→ **Task brief**: Locate the lines of the listing below that hold "JSON", then copy each of them.

→ **Records provided**:
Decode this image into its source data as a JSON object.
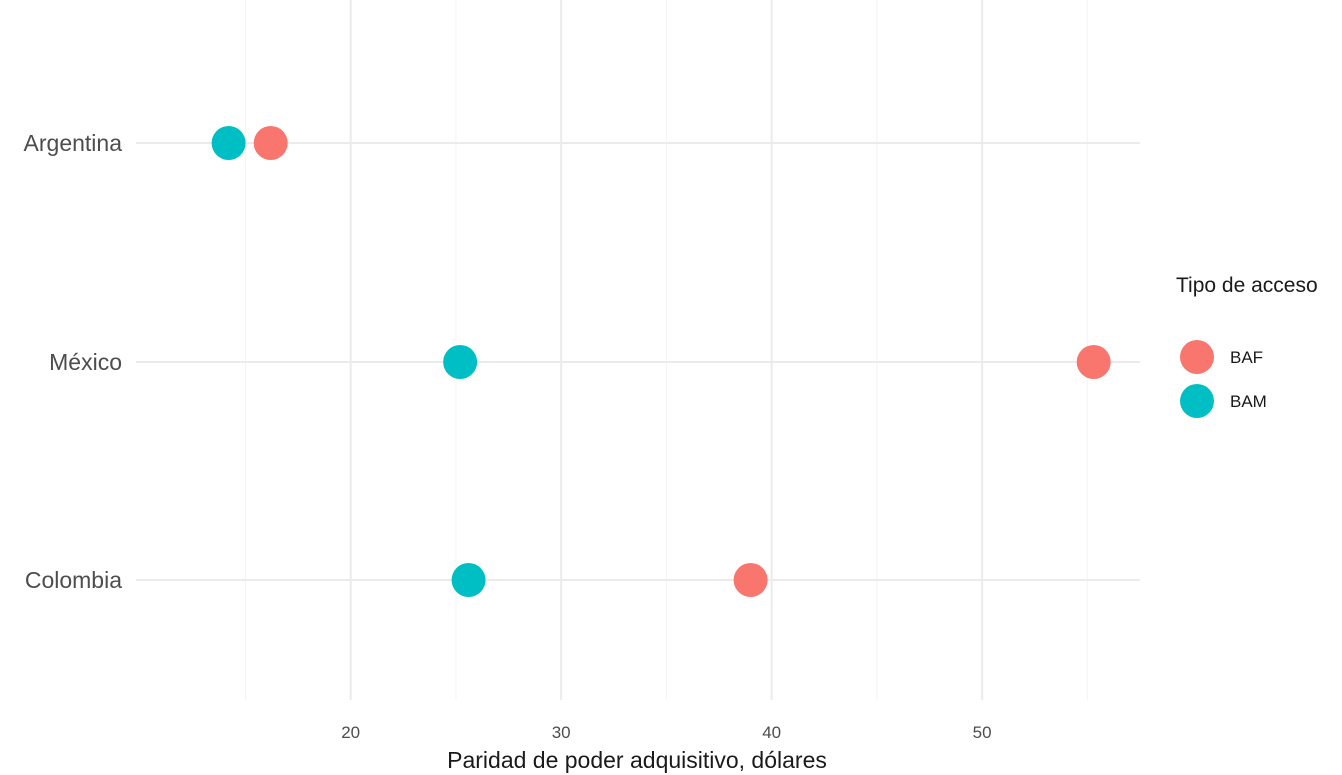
{
  "chart_data": {
    "type": "scatter",
    "title": "",
    "xlabel": "Paridad de poder adquisitivo, dólares",
    "ylabel": "",
    "xlim": [
      9.8,
      57.5
    ],
    "x_ticks": [
      20,
      30,
      40,
      50
    ],
    "x_tick_labels": [
      "20",
      "30",
      "40",
      "50"
    ],
    "categories": [
      "Argentina",
      "México",
      "Colombia"
    ],
    "grid": true,
    "legend": {
      "title": "Tipo de acceso",
      "placement": "right",
      "entries": [
        "BAF",
        "BAM"
      ]
    },
    "series": [
      {
        "name": "BAF",
        "color": "#F8766D",
        "points": [
          {
            "category": "Argentina",
            "x": 16.2
          },
          {
            "category": "México",
            "x": 55.3
          },
          {
            "category": "Colombia",
            "x": 39.0
          }
        ]
      },
      {
        "name": "BAM",
        "color": "#00BFC4",
        "points": [
          {
            "category": "Argentina",
            "x": 14.2
          },
          {
            "category": "México",
            "x": 25.2
          },
          {
            "category": "Colombia",
            "x": 25.6
          }
        ]
      }
    ]
  }
}
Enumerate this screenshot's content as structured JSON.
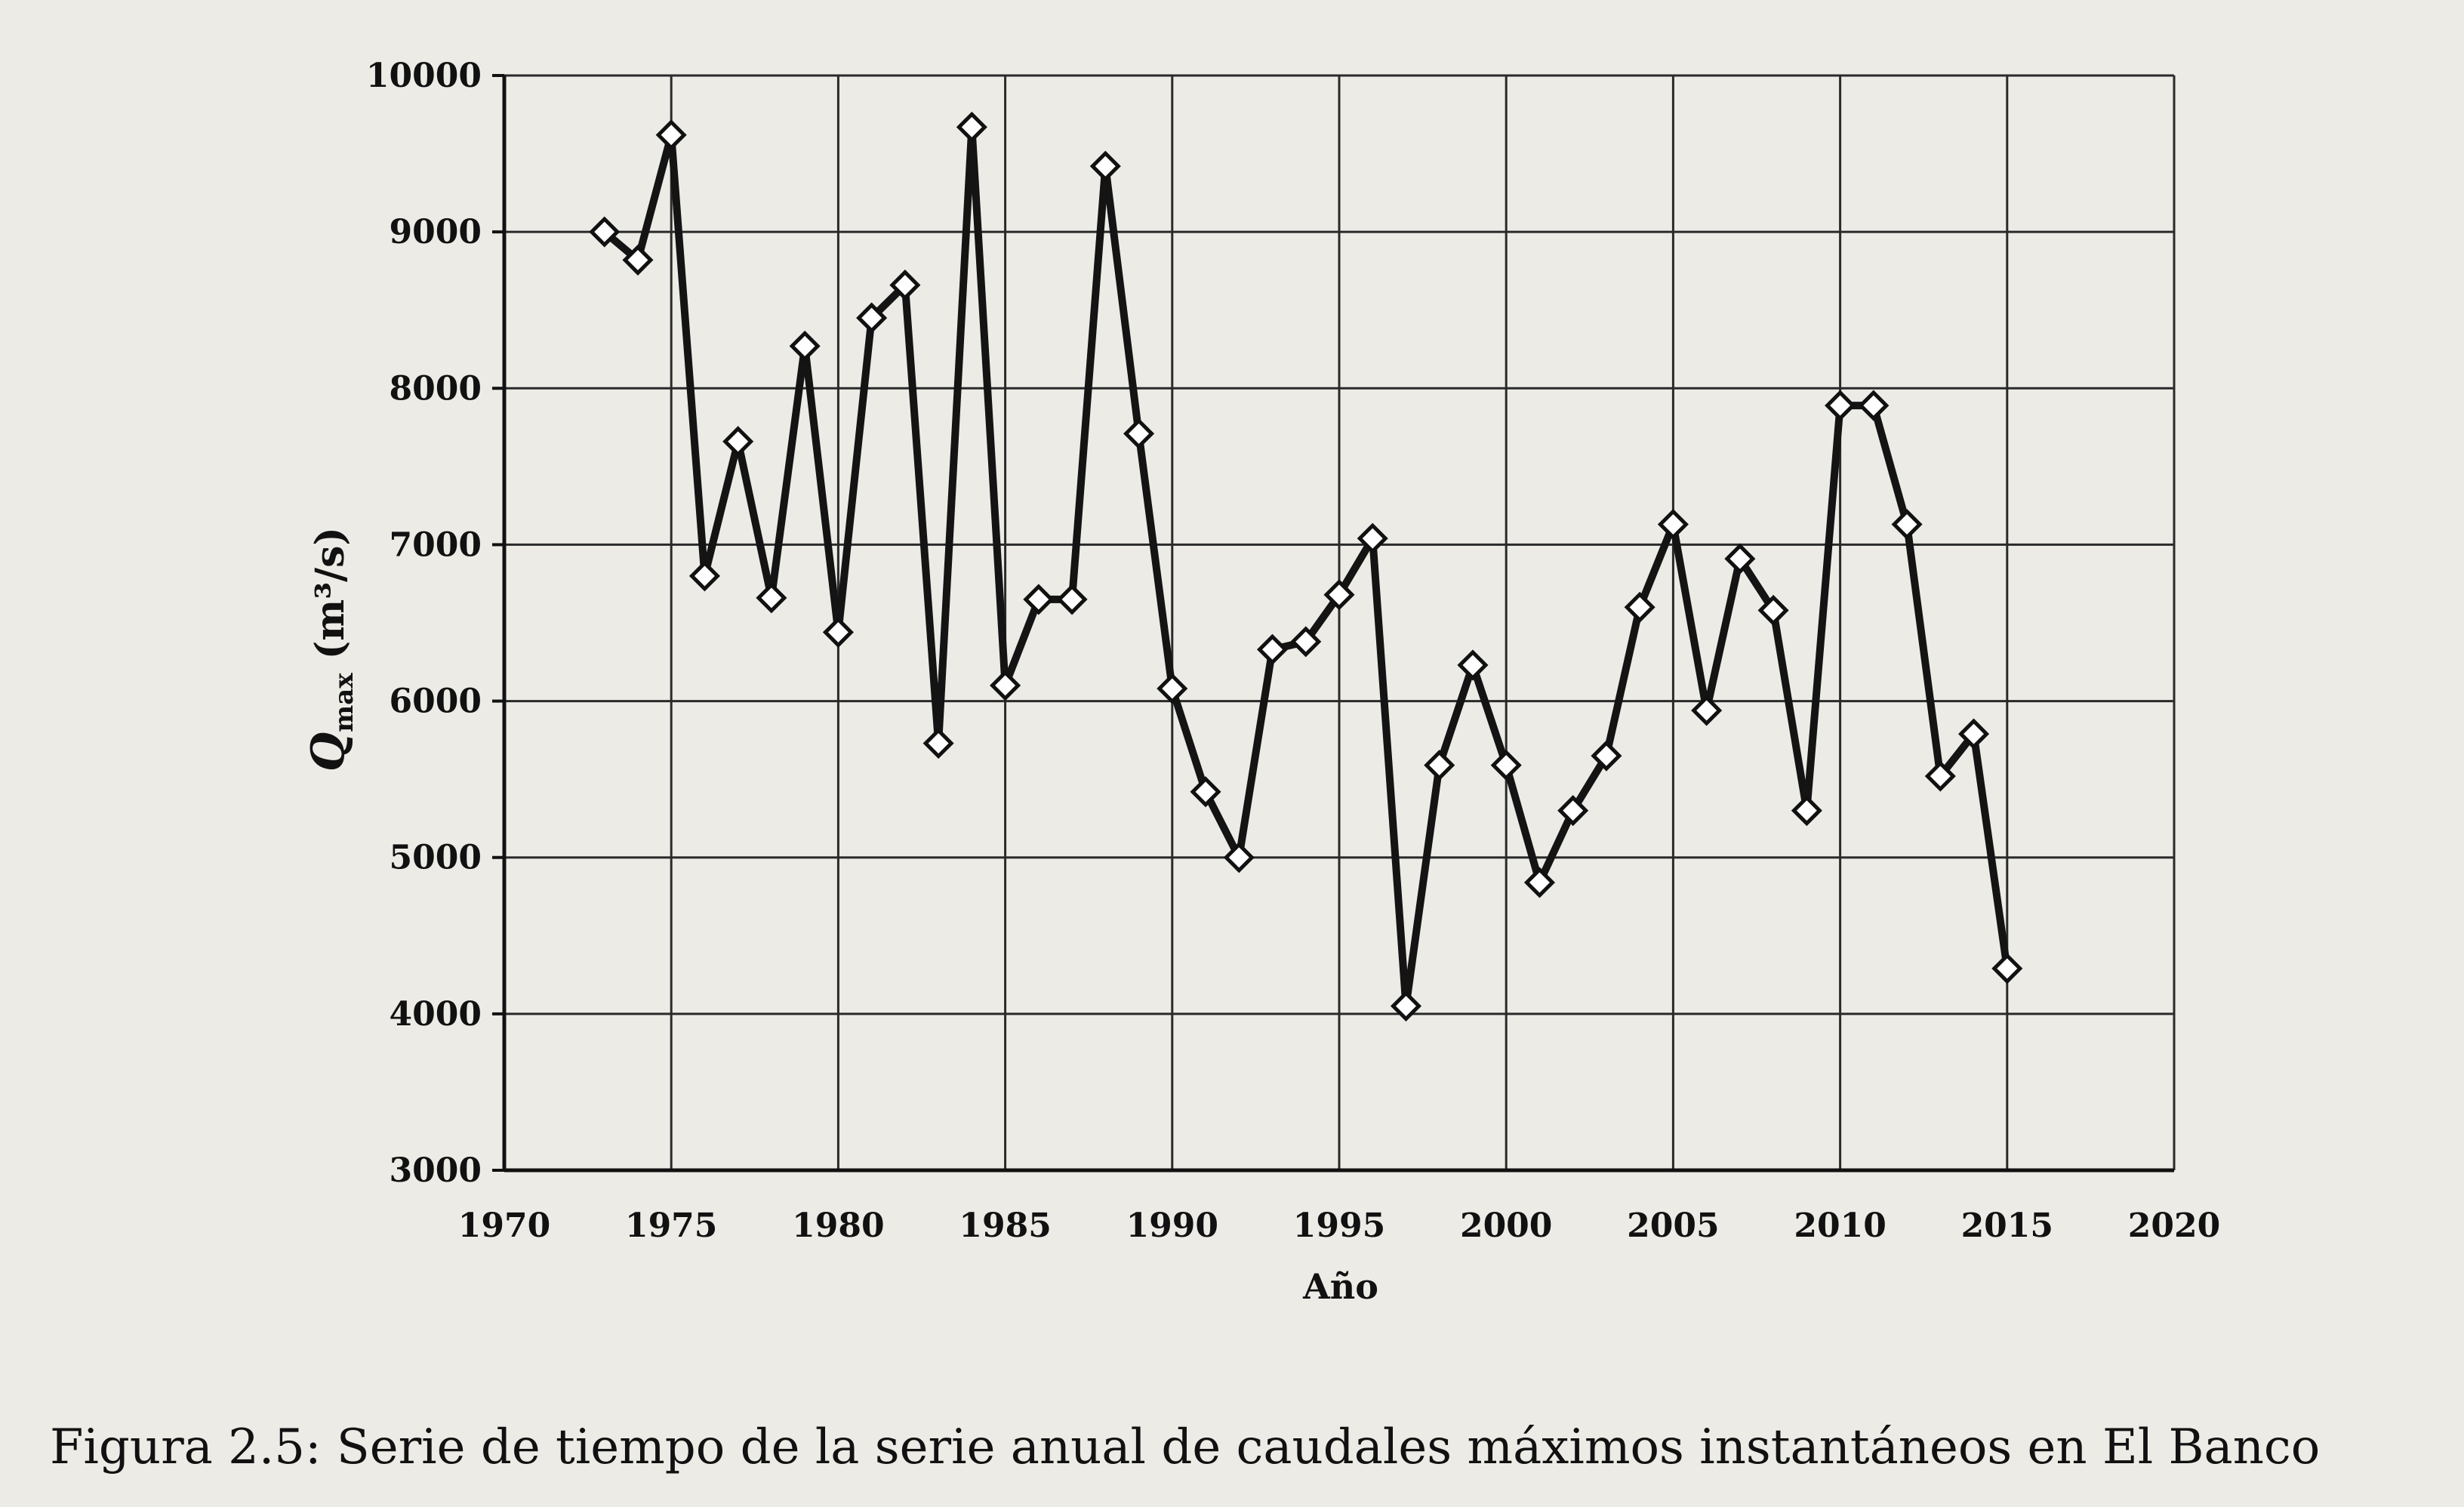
{
  "chart_data": {
    "type": "line",
    "xlabel": "Año",
    "ylabel": "Q",
    "ylabel_sub": "max",
    "ylabel_unit": " (m³/s)",
    "xlim": [
      1970,
      2020
    ],
    "ylim": [
      3000,
      10000
    ],
    "xticks": [
      "1970",
      "1975",
      "1980",
      "1985",
      "1990",
      "1995",
      "2000",
      "2005",
      "2010",
      "2015",
      "2020"
    ],
    "yticks": [
      "10000",
      "9000",
      "8000",
      "7000",
      "6000",
      "5000",
      "4000",
      "3000"
    ],
    "grid": true,
    "marker": "diamond",
    "series": [
      {
        "x": [
          1973,
          1974,
          1975,
          1976,
          1977,
          1978,
          1979,
          1980,
          1981,
          1982,
          1983,
          1984,
          1985,
          1986,
          1987,
          1988,
          1989,
          1990,
          1991,
          1992,
          1993,
          1994,
          1995,
          1996,
          1997,
          1998,
          1999,
          2000,
          2001,
          2002,
          2003,
          2004,
          2005,
          2006,
          2007,
          2008,
          2009,
          2010,
          2011,
          2012,
          2013,
          2014,
          2015
        ],
        "values": [
          9000,
          8820,
          9620,
          6800,
          7660,
          6660,
          8270,
          6440,
          8450,
          8660,
          5730,
          9670,
          6100,
          6650,
          6650,
          9420,
          7710,
          6080,
          5420,
          5000,
          6330,
          6380,
          6680,
          7040,
          4050,
          5590,
          6230,
          5590,
          4840,
          5300,
          5650,
          6600,
          7130,
          5940,
          6910,
          6580,
          5300,
          7890,
          7890,
          7130,
          5520,
          5790,
          4290
        ]
      }
    ]
  },
  "caption": {
    "label": "Figura 2.5:",
    "text": " Serie de tiempo de la serie anual de caudales máximos instantáneos en El Banco"
  }
}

→ **The solution**:
Decode this image into its source data as a JSON object.
Enumerate this screenshot's content as structured JSON.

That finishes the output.